(Exercise requirements):
Revise the items below by replacing "notice-text" with "note-text" wherever it appears, and leave everything else as it is.

Element position data
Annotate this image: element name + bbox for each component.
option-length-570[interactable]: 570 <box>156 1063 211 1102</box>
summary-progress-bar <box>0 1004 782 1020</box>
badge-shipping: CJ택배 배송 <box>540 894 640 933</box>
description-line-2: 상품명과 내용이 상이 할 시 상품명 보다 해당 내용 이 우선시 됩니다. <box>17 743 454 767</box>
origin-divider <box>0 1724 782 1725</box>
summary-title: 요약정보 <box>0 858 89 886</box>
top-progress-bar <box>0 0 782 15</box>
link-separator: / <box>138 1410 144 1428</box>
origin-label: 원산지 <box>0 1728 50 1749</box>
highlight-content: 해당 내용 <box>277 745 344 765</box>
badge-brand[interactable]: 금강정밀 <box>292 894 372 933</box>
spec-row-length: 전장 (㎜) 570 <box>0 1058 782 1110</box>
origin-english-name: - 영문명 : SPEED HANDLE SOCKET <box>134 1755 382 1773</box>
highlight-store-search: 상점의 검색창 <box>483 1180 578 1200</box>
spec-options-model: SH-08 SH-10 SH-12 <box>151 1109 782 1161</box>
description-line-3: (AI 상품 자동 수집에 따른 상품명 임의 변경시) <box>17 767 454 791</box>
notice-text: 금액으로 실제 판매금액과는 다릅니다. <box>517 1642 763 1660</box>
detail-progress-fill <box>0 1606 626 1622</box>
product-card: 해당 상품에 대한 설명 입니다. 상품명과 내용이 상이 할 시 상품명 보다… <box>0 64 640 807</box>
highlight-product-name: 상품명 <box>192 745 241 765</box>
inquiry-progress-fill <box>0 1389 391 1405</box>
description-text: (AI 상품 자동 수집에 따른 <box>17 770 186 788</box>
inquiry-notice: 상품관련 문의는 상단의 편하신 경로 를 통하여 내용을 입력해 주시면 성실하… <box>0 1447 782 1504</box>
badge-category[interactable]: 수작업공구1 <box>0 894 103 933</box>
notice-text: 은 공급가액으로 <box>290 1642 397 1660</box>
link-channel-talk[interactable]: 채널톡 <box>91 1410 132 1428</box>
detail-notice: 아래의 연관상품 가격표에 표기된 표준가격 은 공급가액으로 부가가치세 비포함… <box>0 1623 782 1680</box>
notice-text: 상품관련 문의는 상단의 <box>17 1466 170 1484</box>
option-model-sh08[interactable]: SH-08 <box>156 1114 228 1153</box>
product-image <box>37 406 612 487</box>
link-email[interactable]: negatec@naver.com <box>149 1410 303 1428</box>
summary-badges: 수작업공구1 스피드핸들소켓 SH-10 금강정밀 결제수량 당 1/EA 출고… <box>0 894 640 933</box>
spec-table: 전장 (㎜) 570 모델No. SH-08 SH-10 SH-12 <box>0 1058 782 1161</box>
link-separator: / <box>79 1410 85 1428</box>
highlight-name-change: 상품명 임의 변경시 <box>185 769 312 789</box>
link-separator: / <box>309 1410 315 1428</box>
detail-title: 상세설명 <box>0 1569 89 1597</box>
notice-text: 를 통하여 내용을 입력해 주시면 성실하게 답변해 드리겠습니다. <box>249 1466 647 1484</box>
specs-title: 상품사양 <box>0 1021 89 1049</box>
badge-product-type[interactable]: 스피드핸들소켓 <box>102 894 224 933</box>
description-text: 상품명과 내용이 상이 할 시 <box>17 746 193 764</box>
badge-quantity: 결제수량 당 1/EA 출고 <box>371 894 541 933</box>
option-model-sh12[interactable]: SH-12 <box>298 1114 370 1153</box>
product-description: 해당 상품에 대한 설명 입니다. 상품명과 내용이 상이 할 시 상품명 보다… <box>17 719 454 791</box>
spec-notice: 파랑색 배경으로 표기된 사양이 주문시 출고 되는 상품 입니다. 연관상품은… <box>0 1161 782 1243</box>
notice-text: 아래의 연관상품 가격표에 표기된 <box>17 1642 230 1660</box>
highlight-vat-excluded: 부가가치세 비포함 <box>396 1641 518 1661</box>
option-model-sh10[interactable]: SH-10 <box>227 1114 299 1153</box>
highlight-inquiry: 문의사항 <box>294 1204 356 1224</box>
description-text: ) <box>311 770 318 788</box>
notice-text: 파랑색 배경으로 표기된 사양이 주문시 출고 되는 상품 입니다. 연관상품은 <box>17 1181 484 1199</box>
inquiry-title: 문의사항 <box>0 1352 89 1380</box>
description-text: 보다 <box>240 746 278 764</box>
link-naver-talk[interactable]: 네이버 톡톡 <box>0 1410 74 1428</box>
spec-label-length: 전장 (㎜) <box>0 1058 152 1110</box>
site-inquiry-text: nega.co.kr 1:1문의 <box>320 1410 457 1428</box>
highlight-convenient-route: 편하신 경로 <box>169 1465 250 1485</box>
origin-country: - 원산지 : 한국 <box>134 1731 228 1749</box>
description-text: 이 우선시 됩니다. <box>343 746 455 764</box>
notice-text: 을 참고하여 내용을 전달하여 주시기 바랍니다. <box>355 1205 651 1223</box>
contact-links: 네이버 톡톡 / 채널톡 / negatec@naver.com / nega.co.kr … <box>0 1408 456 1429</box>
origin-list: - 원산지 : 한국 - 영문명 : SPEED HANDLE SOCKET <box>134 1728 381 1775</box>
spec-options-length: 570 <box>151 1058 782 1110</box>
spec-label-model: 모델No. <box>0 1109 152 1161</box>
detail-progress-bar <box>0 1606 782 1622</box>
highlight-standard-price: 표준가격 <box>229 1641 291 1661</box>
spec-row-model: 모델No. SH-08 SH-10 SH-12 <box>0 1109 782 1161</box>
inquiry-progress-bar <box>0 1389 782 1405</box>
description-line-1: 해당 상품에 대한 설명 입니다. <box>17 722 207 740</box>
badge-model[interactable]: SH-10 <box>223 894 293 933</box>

(Full output):
Annotate this image: element name + bbox for each component.
option-length-570[interactable]: 570 <box>156 1063 211 1102</box>
summary-progress-bar <box>0 1004 782 1020</box>
badge-shipping: CJ택배 배송 <box>540 894 640 933</box>
description-line-2: 상품명과 내용이 상이 할 시 상품명 보다 해당 내용 이 우선시 됩니다. <box>17 743 454 767</box>
origin-divider <box>0 1724 782 1725</box>
summary-title: 요약정보 <box>0 858 89 886</box>
top-progress-bar <box>0 0 782 15</box>
link-separator: / <box>138 1410 144 1428</box>
origin-label: 원산지 <box>0 1728 50 1749</box>
highlight-content: 해당 내용 <box>277 745 344 765</box>
badge-brand[interactable]: 금강정밀 <box>292 894 372 933</box>
spec-row-length: 전장 (㎜) 570 <box>0 1058 782 1110</box>
origin-english-name: - 영문명 : SPEED HANDLE SOCKET <box>134 1755 382 1773</box>
highlight-store-search: 상점의 검색창 <box>483 1180 578 1200</box>
spec-options-model: SH-08 SH-10 SH-12 <box>151 1109 782 1161</box>
description-line-3: (AI 상품 자동 수집에 따른 상품명 임의 변경시) <box>17 767 454 791</box>
note-text: 금액으로 실제 판매금액과는 다릅니다. <box>517 1642 763 1660</box>
detail-progress-fill <box>0 1606 626 1622</box>
product-card: 해당 상품에 대한 설명 입니다. 상품명과 내용이 상이 할 시 상품명 보다… <box>0 64 640 807</box>
highlight-product-name: 상품명 <box>192 745 241 765</box>
inquiry-progress-fill <box>0 1389 391 1405</box>
description-text: (AI 상품 자동 수집에 따른 <box>17 770 186 788</box>
inquiry-notice: 상품관련 문의는 상단의 편하신 경로 를 통하여 내용을 입력해 주시면 성실하… <box>0 1447 782 1504</box>
badge-category[interactable]: 수작업공구1 <box>0 894 103 933</box>
note-text: 은 공급가액으로 <box>290 1642 397 1660</box>
link-channel-talk[interactable]: 채널톡 <box>91 1410 132 1428</box>
detail-notice: 아래의 연관상품 가격표에 표기된 표준가격 은 공급가액으로 부가가치세 비포함… <box>0 1623 782 1680</box>
note-text: 상품관련 문의는 상단의 <box>17 1466 170 1484</box>
option-model-sh08[interactable]: SH-08 <box>156 1114 228 1153</box>
product-image <box>37 406 612 487</box>
link-email[interactable]: negatec@naver.com <box>149 1410 303 1428</box>
summary-badges: 수작업공구1 스피드핸들소켓 SH-10 금강정밀 결제수량 당 1/EA 출고… <box>0 894 640 933</box>
spec-table: 전장 (㎜) 570 모델No. SH-08 SH-10 SH-12 <box>0 1058 782 1161</box>
link-separator: / <box>79 1410 85 1428</box>
highlight-name-change: 상품명 임의 변경시 <box>185 769 312 789</box>
link-separator: / <box>309 1410 315 1428</box>
detail-title: 상세설명 <box>0 1569 89 1597</box>
note-text: 를 통하여 내용을 입력해 주시면 성실하게 답변해 드리겠습니다. <box>249 1466 647 1484</box>
specs-title: 상품사양 <box>0 1021 89 1049</box>
badge-product-type[interactable]: 스피드핸들소켓 <box>102 894 224 933</box>
description-text: 상품명과 내용이 상이 할 시 <box>17 746 193 764</box>
badge-quantity: 결제수량 당 1/EA 출고 <box>371 894 541 933</box>
option-model-sh12[interactable]: SH-12 <box>298 1114 370 1153</box>
product-description: 해당 상품에 대한 설명 입니다. 상품명과 내용이 상이 할 시 상품명 보다… <box>17 719 454 791</box>
spec-notice: 파랑색 배경으로 표기된 사양이 주문시 출고 되는 상품 입니다. 연관상품은… <box>0 1161 782 1243</box>
note-text: 아래의 연관상품 가격표에 표기된 <box>17 1642 230 1660</box>
highlight-vat-excluded: 부가가치세 비포함 <box>396 1641 518 1661</box>
option-model-sh10[interactable]: SH-10 <box>227 1114 299 1153</box>
highlight-inquiry: 문의사항 <box>294 1204 356 1224</box>
description-text: ) <box>311 770 318 788</box>
note-text: 파랑색 배경으로 표기된 사양이 주문시 출고 되는 상품 입니다. 연관상품은 <box>17 1181 484 1199</box>
inquiry-title: 문의사항 <box>0 1352 89 1380</box>
description-text: 보다 <box>240 746 278 764</box>
link-naver-talk[interactable]: 네이버 톡톡 <box>0 1410 74 1428</box>
spec-label-length: 전장 (㎜) <box>0 1058 152 1110</box>
site-inquiry-text: nega.co.kr 1:1문의 <box>320 1410 457 1428</box>
highlight-convenient-route: 편하신 경로 <box>169 1465 250 1485</box>
origin-country: - 원산지 : 한국 <box>134 1731 228 1749</box>
description-text: 이 우선시 됩니다. <box>343 746 455 764</box>
note-text: 을 참고하여 내용을 전달하여 주시기 바랍니다. <box>355 1205 651 1223</box>
contact-links: 네이버 톡톡 / 채널톡 / negatec@naver.com / nega.co.kr … <box>0 1408 456 1429</box>
origin-list: - 원산지 : 한국 - 영문명 : SPEED HANDLE SOCKET <box>134 1728 381 1775</box>
spec-options-length: 570 <box>151 1058 782 1110</box>
spec-label-model: 모델No. <box>0 1109 152 1161</box>
detail-progress-bar <box>0 1606 782 1622</box>
highlight-standard-price: 표준가격 <box>229 1641 291 1661</box>
spec-row-model: 모델No. SH-08 SH-10 SH-12 <box>0 1109 782 1161</box>
inquiry-progress-bar <box>0 1389 782 1405</box>
description-line-1: 해당 상품에 대한 설명 입니다. <box>17 722 207 740</box>
badge-model[interactable]: SH-10 <box>223 894 293 933</box>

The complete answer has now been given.